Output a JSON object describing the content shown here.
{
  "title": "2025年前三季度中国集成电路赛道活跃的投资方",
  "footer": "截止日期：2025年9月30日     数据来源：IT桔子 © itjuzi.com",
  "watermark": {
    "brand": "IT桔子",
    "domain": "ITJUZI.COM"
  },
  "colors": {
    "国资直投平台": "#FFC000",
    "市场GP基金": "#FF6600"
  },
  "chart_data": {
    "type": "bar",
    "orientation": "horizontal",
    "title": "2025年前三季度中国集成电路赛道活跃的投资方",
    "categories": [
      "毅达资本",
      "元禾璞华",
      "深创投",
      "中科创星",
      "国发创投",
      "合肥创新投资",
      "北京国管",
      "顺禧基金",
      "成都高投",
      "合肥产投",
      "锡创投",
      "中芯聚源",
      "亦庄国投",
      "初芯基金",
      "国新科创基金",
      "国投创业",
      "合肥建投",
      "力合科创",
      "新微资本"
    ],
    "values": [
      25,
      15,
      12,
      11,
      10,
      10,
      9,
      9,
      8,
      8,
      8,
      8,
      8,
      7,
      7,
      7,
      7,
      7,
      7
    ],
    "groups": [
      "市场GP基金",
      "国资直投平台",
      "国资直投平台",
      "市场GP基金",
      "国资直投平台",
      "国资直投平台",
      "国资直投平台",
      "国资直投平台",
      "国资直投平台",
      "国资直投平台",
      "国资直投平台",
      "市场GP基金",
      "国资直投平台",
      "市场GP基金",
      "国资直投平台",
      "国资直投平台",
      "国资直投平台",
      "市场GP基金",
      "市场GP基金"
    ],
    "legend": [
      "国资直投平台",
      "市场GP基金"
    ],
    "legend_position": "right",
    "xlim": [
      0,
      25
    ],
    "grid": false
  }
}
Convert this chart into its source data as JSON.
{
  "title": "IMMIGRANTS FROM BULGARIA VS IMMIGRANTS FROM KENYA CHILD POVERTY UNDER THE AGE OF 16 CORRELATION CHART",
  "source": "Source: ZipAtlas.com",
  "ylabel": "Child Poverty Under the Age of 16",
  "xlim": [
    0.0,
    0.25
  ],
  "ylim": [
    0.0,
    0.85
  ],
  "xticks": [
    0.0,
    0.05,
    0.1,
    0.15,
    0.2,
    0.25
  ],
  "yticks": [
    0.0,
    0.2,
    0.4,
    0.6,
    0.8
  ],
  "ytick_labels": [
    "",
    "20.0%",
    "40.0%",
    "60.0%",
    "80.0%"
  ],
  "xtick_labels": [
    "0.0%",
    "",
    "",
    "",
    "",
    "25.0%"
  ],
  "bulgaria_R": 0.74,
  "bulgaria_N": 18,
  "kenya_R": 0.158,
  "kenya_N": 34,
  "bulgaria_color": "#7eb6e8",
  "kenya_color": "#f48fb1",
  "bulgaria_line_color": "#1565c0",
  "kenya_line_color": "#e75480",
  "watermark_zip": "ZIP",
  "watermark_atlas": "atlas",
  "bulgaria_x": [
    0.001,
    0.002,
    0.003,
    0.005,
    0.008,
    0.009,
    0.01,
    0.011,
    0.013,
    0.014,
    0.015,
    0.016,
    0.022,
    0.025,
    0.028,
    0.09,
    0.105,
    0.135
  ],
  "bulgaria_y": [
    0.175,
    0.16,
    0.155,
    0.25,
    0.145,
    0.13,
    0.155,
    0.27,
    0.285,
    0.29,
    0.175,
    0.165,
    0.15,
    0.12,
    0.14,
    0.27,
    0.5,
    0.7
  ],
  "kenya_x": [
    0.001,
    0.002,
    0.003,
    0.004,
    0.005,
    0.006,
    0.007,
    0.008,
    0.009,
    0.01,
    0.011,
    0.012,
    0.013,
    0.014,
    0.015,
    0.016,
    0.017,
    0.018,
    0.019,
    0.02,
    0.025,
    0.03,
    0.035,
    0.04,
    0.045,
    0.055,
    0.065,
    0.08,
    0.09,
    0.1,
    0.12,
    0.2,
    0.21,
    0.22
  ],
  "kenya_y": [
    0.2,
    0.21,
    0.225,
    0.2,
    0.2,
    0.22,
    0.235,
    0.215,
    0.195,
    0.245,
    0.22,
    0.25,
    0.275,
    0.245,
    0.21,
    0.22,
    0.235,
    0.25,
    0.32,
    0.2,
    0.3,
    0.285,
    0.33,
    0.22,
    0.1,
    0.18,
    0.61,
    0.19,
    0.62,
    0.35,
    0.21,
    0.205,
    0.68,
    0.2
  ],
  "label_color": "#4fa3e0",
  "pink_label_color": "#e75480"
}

INSTRUCTIONS TO FOLLOW:
Copy every line of the records above that contains "JSON".

IN RESPONSE:
Output a JSON object describing the content shown here.
Convert this chart into its source data as JSON.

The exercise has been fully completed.